Part of a data file:
▼▼▼

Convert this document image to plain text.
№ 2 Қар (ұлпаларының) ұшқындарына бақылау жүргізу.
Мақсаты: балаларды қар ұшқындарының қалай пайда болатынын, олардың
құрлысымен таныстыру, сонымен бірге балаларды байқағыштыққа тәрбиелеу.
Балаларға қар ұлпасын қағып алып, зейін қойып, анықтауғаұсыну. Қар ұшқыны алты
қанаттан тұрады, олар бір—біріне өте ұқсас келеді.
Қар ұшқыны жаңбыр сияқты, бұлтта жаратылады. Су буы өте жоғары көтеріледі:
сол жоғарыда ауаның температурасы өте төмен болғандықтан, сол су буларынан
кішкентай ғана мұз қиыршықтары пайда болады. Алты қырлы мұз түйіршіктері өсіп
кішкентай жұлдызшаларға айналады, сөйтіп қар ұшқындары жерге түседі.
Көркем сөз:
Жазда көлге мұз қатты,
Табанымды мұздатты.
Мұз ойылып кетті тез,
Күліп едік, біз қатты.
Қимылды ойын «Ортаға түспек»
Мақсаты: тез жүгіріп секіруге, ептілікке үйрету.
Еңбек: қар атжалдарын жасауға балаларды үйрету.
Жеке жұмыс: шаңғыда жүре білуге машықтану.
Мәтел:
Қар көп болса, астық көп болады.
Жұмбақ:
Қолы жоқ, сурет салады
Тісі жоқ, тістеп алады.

▲▲▲

WHAT YOU WILL DO:
Please set down each line of the records exactly as given.

PROBLEM SOLUTION:
Convert this document image to plain text.
№ 2 Қар (ұлпаларының) ұшқындарына бақылау жүргізу.
Мақсаты: балаларды қар ұшқындарының қалай пайда болатынын, олардың
құрлысымен таныстыру, сонымен бірге балаларды байқағыштыққа тәрбиелеу.
Балаларға қар ұлпасын қағып алып, зейін қойып, анықтауғаұсыну. Қар ұшқыны алты
қанаттан тұрады, олар бір—біріне өте ұқсас келеді.
Қар ұшқыны жаңбыр сияқты, бұлтта жаратылады. Су буы өте жоғары көтеріледі:
сол жоғарыда ауаның температурасы өте төмен болғандықтан, сол су буларынан
кішкентай ғана мұз қиыршықтары пайда болады. Алты қырлы мұз түйіршіктері өсіп
кішкентай жұлдызшаларға айналады, сөйтіп қар ұшқындары жерге түседі.
Көркем сөз:
Жазда көлге мұз қатты,
Табанымды мұздатты.
Мұз ойылып кетті тез,
Күліп едік, біз қатты.
Қимылды ойын «Ортаға түспек»
Мақсаты: тез жүгіріп секіруге, ептілікке үйрету.
Еңбек: қар атжалдарын жасауға балаларды үйрету.
Жеке жұмыс: шаңғыда жүре білуге машықтану.
Мәтел:
Қар көп болса, астық көп болады.
Жұмбақ:
Қолы жоқ, сурет салады
Тісі жоқ, тістеп алады.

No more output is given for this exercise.